### Exercise requirements:
Quote each record exactly, please, leaving none out.
** Begin **
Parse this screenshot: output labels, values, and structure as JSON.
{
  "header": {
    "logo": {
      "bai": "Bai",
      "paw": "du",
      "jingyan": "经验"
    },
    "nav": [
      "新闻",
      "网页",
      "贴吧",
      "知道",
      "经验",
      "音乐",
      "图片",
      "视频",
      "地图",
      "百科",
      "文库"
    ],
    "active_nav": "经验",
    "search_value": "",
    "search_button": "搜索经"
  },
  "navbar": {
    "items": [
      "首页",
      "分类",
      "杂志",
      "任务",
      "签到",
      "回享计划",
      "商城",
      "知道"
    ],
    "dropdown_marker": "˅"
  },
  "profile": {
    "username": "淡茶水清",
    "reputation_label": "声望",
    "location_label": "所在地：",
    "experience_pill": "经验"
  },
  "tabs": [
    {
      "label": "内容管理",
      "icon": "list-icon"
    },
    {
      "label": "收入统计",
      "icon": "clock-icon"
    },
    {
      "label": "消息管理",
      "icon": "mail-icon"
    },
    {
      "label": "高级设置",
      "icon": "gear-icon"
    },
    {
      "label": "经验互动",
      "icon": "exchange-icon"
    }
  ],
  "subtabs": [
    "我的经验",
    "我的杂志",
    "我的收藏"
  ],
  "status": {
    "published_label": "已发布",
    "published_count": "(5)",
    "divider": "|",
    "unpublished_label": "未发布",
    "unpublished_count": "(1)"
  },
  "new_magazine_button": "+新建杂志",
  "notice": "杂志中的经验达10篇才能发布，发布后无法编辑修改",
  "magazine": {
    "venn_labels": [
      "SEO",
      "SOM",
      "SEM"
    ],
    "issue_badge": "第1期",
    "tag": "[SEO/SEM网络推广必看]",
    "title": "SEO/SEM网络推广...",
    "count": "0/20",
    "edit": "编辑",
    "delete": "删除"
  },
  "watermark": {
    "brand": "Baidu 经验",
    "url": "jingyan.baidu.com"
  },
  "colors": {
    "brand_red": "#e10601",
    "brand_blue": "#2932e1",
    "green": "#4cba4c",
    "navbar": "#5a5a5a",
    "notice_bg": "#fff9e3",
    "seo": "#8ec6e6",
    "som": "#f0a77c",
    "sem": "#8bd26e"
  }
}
** End **
### Solution:
Parse this screenshot: output labels, values, and structure as JSON.
{
  "header": {
    "logo": {
      "bai": "Bai",
      "paw": "du",
      "jingyan": "经验"
    },
    "nav": [
      "新闻",
      "网页",
      "贴吧",
      "知道",
      "经验",
      "音乐",
      "图片",
      "视频",
      "地图",
      "百科",
      "文库"
    ],
    "active_nav": "经验",
    "search_value": "",
    "search_button": "搜索经"
  },
  "navbar": {
    "items": [
      "首页",
      "分类",
      "杂志",
      "任务",
      "签到",
      "回享计划",
      "商城",
      "知道"
    ],
    "dropdown_marker": "˅"
  },
  "profile": {
    "username": "淡茶水清",
    "reputation_label": "声望",
    "location_label": "所在地：",
    "experience_pill": "经验"
  },
  "tabs": [
    {
      "label": "内容管理",
      "icon": "list-icon"
    },
    {
      "label": "收入统计",
      "icon": "clock-icon"
    },
    {
      "label": "消息管理",
      "icon": "mail-icon"
    },
    {
      "label": "高级设置",
      "icon": "gear-icon"
    },
    {
      "label": "经验互动",
      "icon": "exchange-icon"
    }
  ],
  "subtabs": [
    "我的经验",
    "我的杂志",
    "我的收藏"
  ],
  "status": {
    "published_label": "已发布",
    "published_count": "(5)",
    "divider": "|",
    "unpublished_label": "未发布",
    "unpublished_count": "(1)"
  },
  "new_magazine_button": "+新建杂志",
  "notice": "杂志中的经验达10篇才能发布，发布后无法编辑修改",
  "magazine": {
    "venn_labels": [
      "SEO",
      "SOM",
      "SEM"
    ],
    "issue_badge": "第1期",
    "tag": "[SEO/SEM网络推广必看]",
    "title": "SEO/SEM网络推广...",
    "count": "0/20",
    "edit": "编辑",
    "delete": "删除"
  },
  "watermark": {
    "brand": "Baidu 经验",
    "url": "jingyan.baidu.com"
  },
  "colors": {
    "brand_red": "#e10601",
    "brand_blue": "#2932e1",
    "green": "#4cba4c",
    "navbar": "#5a5a5a",
    "notice_bg": "#fff9e3",
    "seo": "#8ec6e6",
    "som": "#f0a77c",
    "sem": "#8bd26e"
  }
}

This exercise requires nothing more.